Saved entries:

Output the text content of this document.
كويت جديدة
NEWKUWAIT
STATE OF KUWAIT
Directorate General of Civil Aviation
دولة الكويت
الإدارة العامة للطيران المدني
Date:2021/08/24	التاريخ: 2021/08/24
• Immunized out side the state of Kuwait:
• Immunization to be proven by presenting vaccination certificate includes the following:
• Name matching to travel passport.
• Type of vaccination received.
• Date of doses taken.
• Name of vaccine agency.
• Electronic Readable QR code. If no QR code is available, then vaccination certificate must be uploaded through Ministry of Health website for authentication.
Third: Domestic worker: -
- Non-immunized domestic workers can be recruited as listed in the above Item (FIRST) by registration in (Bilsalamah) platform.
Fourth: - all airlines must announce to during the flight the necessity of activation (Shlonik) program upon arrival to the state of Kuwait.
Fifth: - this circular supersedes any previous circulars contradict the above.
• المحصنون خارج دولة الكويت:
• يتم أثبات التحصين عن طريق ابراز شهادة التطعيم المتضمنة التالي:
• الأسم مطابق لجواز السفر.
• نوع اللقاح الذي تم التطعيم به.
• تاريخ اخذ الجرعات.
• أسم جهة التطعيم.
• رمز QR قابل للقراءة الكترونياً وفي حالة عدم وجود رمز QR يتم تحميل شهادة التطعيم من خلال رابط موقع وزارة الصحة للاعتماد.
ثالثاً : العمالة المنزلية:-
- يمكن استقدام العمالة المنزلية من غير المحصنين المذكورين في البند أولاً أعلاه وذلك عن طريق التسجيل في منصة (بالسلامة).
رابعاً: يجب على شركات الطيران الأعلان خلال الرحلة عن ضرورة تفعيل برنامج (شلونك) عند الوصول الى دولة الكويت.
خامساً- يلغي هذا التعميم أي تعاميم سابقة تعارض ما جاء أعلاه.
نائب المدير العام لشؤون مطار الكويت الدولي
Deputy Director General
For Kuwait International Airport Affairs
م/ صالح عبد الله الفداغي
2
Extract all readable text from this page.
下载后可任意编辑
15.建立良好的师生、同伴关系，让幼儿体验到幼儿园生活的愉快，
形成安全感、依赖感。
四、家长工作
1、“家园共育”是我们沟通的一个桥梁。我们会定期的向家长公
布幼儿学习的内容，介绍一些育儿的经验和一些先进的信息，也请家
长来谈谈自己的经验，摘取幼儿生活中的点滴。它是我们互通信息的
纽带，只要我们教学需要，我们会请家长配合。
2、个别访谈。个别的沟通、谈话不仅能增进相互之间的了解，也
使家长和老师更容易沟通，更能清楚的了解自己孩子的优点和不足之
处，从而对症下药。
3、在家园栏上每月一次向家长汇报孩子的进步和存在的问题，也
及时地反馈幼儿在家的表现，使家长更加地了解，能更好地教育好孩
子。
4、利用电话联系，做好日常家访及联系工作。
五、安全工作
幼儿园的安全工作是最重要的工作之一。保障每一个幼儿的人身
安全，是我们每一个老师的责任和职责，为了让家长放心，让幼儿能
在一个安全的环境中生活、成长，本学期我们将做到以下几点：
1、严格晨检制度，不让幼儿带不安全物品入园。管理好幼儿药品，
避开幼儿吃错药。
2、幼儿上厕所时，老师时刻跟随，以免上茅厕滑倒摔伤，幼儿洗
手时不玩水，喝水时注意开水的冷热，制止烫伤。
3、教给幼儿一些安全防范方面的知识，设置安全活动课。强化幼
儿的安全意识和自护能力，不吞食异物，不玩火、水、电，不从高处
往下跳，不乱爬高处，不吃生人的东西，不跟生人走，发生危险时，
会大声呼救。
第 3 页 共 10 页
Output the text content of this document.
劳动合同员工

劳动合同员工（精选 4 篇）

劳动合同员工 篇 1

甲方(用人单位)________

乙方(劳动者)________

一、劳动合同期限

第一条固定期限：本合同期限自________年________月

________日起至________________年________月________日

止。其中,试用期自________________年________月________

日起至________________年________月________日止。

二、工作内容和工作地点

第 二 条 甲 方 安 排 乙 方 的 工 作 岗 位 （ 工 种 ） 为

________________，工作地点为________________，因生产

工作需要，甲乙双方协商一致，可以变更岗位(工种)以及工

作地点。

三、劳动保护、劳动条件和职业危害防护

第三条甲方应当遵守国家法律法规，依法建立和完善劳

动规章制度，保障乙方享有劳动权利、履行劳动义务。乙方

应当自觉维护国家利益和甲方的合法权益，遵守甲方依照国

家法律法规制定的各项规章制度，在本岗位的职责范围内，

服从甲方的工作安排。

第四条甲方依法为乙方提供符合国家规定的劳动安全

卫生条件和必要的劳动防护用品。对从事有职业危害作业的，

What is needed: Read the data above. Pull out each line in which the string "must" appears.

Exercise answer:
• Electronic Readable QR code. If no QR code is available, then vaccination certificate must be uploaded through Ministry of Health website for authentication.
Fourth: - all airlines must announce to during the flight the necessity of activation (Shlonik) program upon arrival to the state of Kuwait.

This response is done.